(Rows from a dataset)
- - -
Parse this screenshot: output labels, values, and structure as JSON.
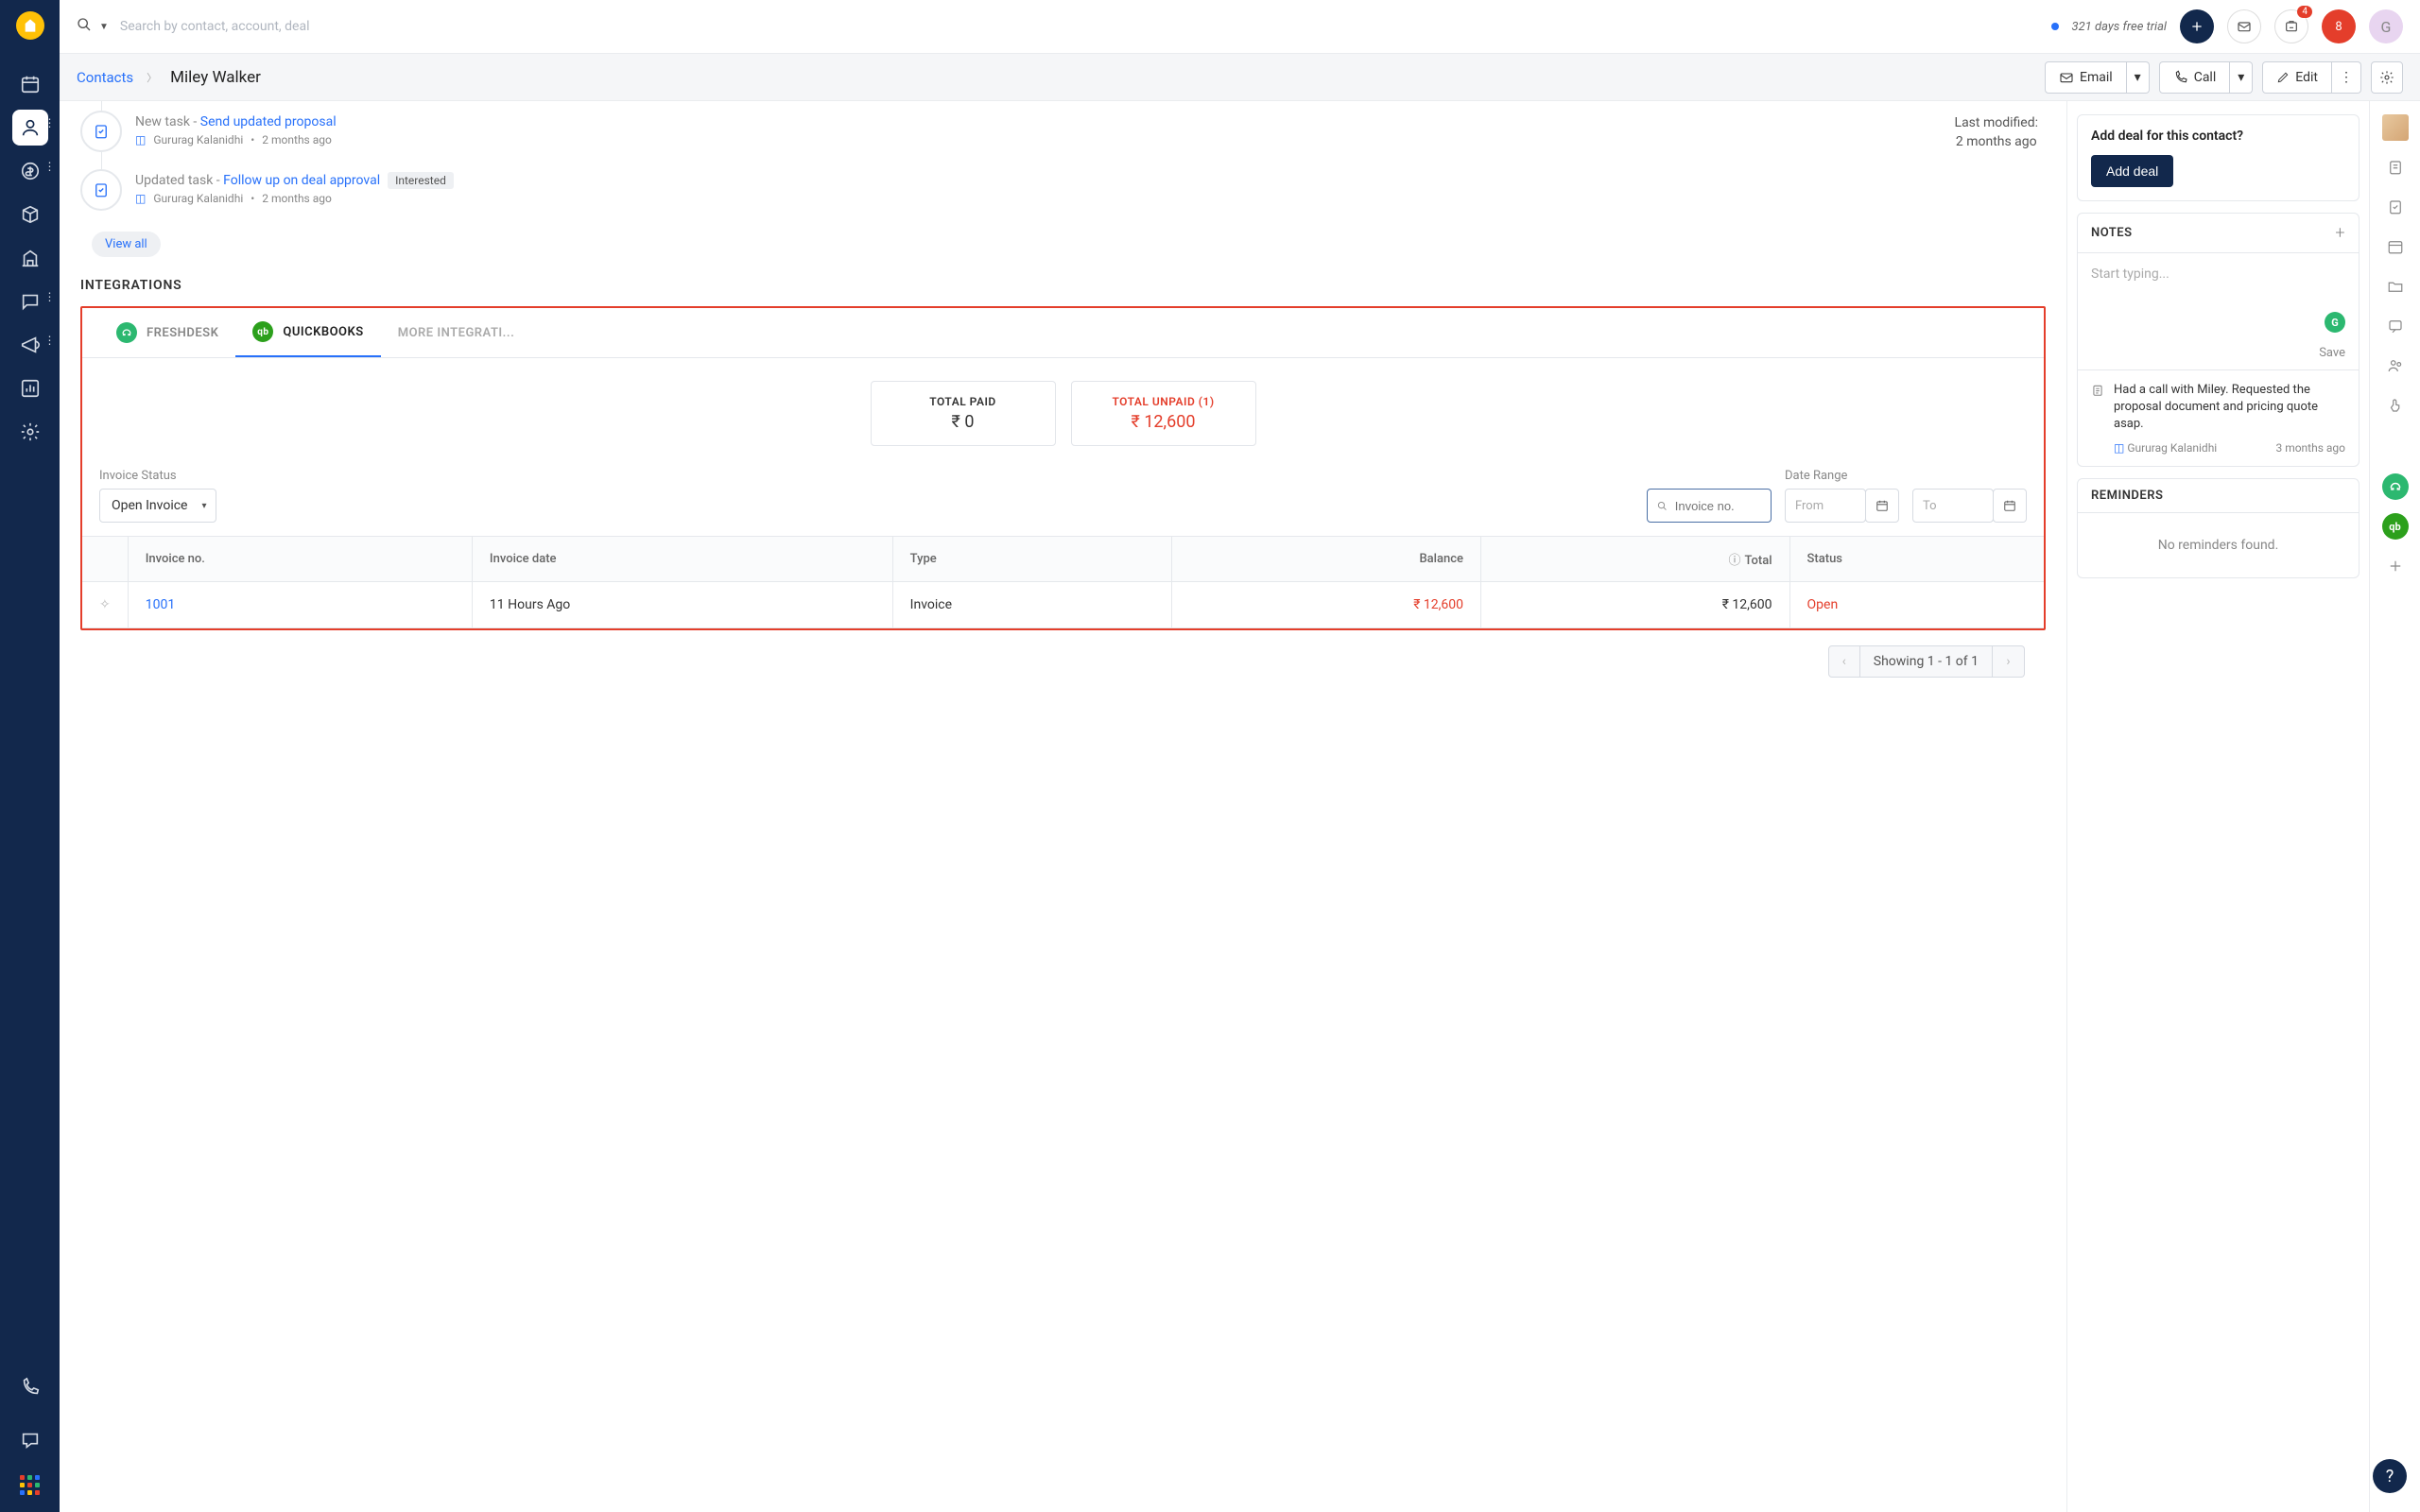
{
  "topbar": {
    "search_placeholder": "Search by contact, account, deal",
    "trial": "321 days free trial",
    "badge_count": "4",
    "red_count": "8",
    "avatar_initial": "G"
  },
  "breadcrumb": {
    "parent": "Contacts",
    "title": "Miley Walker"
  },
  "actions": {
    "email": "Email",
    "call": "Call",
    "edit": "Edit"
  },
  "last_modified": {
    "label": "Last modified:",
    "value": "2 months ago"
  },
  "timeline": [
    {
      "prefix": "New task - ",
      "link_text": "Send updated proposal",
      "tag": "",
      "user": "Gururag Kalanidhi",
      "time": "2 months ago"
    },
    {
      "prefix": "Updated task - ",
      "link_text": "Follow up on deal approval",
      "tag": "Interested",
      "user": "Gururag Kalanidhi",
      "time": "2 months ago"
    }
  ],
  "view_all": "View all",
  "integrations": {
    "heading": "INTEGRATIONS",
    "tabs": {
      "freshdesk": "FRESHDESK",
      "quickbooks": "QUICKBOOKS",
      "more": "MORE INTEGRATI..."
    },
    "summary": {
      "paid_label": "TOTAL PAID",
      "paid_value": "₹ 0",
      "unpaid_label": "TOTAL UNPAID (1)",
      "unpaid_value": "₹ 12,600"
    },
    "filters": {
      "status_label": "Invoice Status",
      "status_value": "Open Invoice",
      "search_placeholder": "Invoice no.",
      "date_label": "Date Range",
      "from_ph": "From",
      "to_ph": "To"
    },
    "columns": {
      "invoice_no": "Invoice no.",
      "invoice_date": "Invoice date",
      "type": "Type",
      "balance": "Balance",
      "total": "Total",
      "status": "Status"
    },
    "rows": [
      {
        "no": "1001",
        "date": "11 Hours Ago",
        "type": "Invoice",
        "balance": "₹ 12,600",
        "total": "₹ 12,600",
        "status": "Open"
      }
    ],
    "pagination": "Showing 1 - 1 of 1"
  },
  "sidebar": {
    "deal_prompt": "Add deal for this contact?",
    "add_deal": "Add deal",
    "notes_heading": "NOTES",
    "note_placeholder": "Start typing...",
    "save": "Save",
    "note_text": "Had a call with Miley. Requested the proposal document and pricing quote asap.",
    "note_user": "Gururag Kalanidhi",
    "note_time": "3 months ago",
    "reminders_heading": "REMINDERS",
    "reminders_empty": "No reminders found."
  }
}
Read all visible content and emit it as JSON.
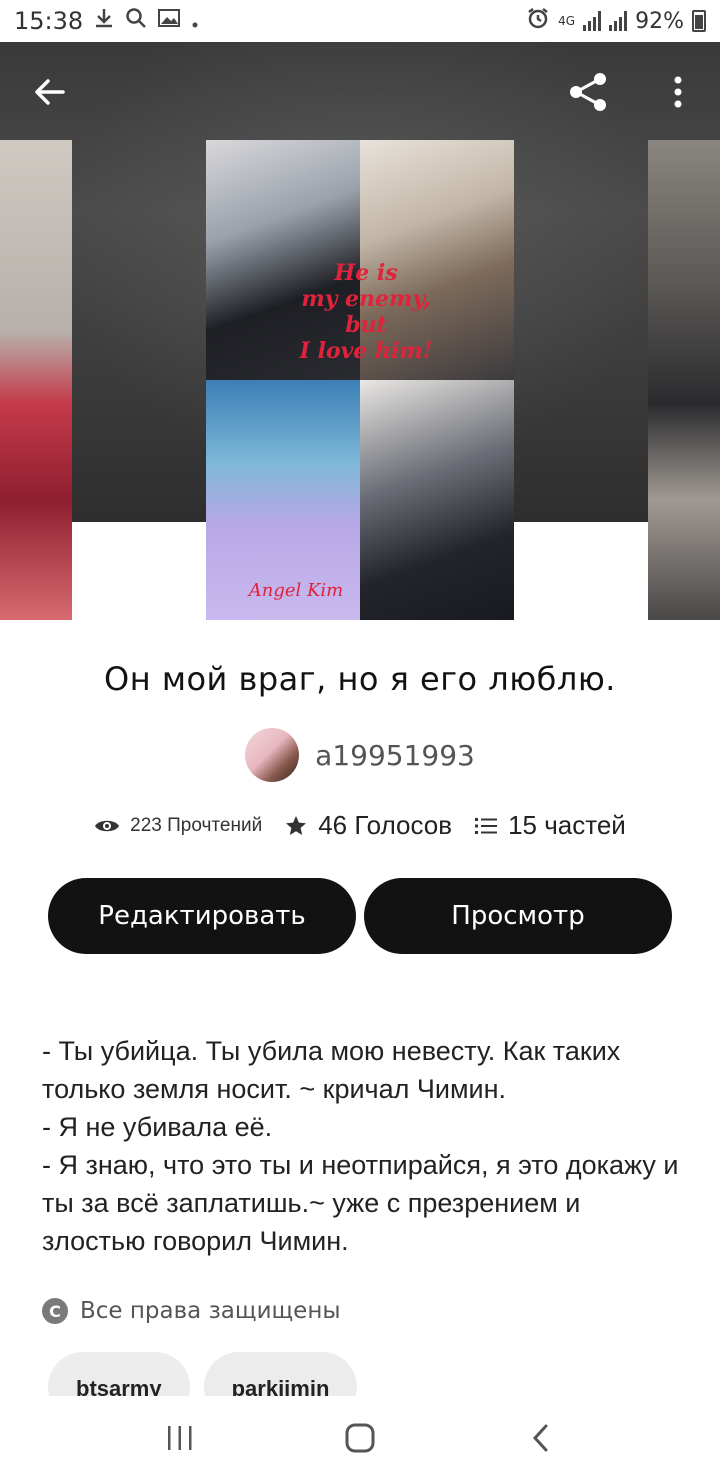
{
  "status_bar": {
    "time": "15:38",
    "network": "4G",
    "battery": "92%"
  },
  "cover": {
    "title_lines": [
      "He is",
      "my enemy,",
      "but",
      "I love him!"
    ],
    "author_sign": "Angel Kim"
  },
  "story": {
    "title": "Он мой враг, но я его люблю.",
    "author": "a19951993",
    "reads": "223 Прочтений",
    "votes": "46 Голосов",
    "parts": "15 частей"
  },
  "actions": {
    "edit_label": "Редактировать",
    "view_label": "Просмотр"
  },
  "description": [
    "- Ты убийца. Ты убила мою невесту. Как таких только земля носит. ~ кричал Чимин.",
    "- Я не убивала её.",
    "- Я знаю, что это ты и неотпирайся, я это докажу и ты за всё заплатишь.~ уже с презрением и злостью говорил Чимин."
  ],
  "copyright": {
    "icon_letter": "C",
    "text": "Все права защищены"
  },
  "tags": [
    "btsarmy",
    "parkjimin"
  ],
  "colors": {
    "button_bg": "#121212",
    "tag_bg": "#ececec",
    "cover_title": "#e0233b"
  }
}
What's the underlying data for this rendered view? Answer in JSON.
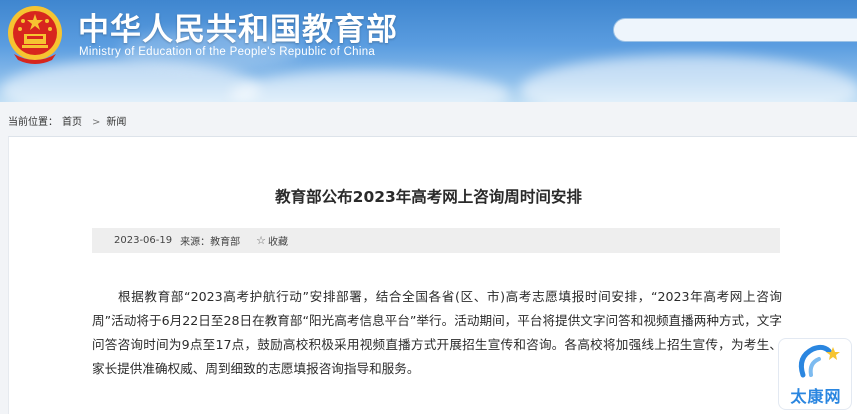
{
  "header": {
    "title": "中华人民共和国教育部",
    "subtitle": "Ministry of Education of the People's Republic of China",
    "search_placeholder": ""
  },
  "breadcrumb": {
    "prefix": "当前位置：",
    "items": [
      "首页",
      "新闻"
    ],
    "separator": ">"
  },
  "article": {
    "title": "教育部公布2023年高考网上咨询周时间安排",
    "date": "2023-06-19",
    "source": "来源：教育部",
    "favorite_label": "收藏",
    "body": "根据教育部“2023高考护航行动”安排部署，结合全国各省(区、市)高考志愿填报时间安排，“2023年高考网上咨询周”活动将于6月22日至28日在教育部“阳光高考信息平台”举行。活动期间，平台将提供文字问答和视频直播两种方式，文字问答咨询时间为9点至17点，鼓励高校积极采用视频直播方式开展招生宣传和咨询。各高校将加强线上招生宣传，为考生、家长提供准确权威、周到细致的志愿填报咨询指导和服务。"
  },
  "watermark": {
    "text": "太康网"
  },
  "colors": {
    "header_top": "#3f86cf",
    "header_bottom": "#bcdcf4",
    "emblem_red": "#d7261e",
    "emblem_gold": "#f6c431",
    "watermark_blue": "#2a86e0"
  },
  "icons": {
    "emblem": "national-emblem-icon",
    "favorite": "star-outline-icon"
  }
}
- - -
### THE PROBLEM
Transcribe the listing in full and omit the pictures.

### THE ANSWER
Parse this screenshot: output labels, values, and structure as JSON.
{
  "topbar": {
    "search_placeholder": "Search by contact, account, deal",
    "trial": "321 days free trial",
    "badge_count": "4",
    "red_count": "8",
    "avatar_initial": "G"
  },
  "breadcrumb": {
    "parent": "Contacts",
    "title": "Miley Walker"
  },
  "actions": {
    "email": "Email",
    "call": "Call",
    "edit": "Edit"
  },
  "last_modified": {
    "label": "Last modified:",
    "value": "2 months ago"
  },
  "timeline": [
    {
      "prefix": "New task - ",
      "link_text": "Send updated proposal",
      "tag": "",
      "user": "Gururag Kalanidhi",
      "time": "2 months ago"
    },
    {
      "prefix": "Updated task - ",
      "link_text": "Follow up on deal approval",
      "tag": "Interested",
      "user": "Gururag Kalanidhi",
      "time": "2 months ago"
    }
  ],
  "view_all": "View all",
  "integrations": {
    "heading": "INTEGRATIONS",
    "tabs": {
      "freshdesk": "FRESHDESK",
      "quickbooks": "QUICKBOOKS",
      "more": "MORE INTEGRATI..."
    },
    "summary": {
      "paid_label": "TOTAL PAID",
      "paid_value": "₹ 0",
      "unpaid_label": "TOTAL UNPAID (1)",
      "unpaid_value": "₹ 12,600"
    },
    "filters": {
      "status_label": "Invoice Status",
      "status_value": "Open Invoice",
      "search_placeholder": "Invoice no.",
      "date_label": "Date Range",
      "from_ph": "From",
      "to_ph": "To"
    },
    "columns": {
      "invoice_no": "Invoice no.",
      "invoice_date": "Invoice date",
      "type": "Type",
      "balance": "Balance",
      "total": "Total",
      "status": "Status"
    },
    "rows": [
      {
        "no": "1001",
        "date": "11 Hours Ago",
        "type": "Invoice",
        "balance": "₹ 12,600",
        "total": "₹ 12,600",
        "status": "Open"
      }
    ],
    "pagination": "Showing 1 - 1 of 1"
  },
  "sidebar": {
    "deal_prompt": "Add deal for this contact?",
    "add_deal": "Add deal",
    "notes_heading": "NOTES",
    "note_placeholder": "Start typing...",
    "save": "Save",
    "note_text": "Had a call with Miley. Requested the proposal document and pricing quote asap.",
    "note_user": "Gururag Kalanidhi",
    "note_time": "3 months ago",
    "reminders_heading": "REMINDERS",
    "reminders_empty": "No reminders found."
  }
}
Read all visible content and emit it as JSON.
{
  "status_bar": {
    "time": "15:38",
    "network": "4G",
    "battery": "92%"
  },
  "cover": {
    "title_lines": [
      "He is",
      "my enemy,",
      "but",
      "I love him!"
    ],
    "author_sign": "Angel Kim"
  },
  "story": {
    "title": "Он мой враг, но я его люблю.",
    "author": "a19951993",
    "reads": "223 Прочтений",
    "votes": "46 Голосов",
    "parts": "15 частей"
  },
  "actions": {
    "edit_label": "Редактировать",
    "view_label": "Просмотр"
  },
  "description": [
    "- Ты убийца. Ты убила мою невесту. Как таких только земля носит. ~ кричал Чимин.",
    "- Я не убивала её.",
    "- Я знаю, что это ты и неотпирайся, я это докажу и ты за всё заплатишь.~ уже с презрением и злостью говорил Чимин."
  ],
  "copyright": {
    "icon_letter": "C",
    "text": "Все права защищены"
  },
  "tags": [
    "btsarmy",
    "parkjimin"
  ],
  "colors": {
    "button_bg": "#121212",
    "tag_bg": "#ececec",
    "cover_title": "#e0233b"
  }
}
What's the underlying data for this rendered view? Answer in JSON.
{
  "header": {
    "title": "中华人民共和国教育部",
    "subtitle": "Ministry of Education of the People's Republic of China",
    "search_placeholder": ""
  },
  "breadcrumb": {
    "prefix": "当前位置：",
    "items": [
      "首页",
      "新闻"
    ],
    "separator": ">"
  },
  "article": {
    "title": "教育部公布2023年高考网上咨询周时间安排",
    "date": "2023-06-19",
    "source": "来源：教育部",
    "favorite_label": "收藏",
    "body": "根据教育部“2023高考护航行动”安排部署，结合全国各省(区、市)高考志愿填报时间安排，“2023年高考网上咨询周”活动将于6月22日至28日在教育部“阳光高考信息平台”举行。活动期间，平台将提供文字问答和视频直播两种方式，文字问答咨询时间为9点至17点，鼓励高校积极采用视频直播方式开展招生宣传和咨询。各高校将加强线上招生宣传，为考生、家长提供准确权威、周到细致的志愿填报咨询指导和服务。"
  },
  "watermark": {
    "text": "太康网"
  },
  "colors": {
    "header_top": "#3f86cf",
    "header_bottom": "#bcdcf4",
    "emblem_red": "#d7261e",
    "emblem_gold": "#f6c431",
    "watermark_blue": "#2a86e0"
  },
  "icons": {
    "emblem": "national-emblem-icon",
    "favorite": "star-outline-icon"
  }
}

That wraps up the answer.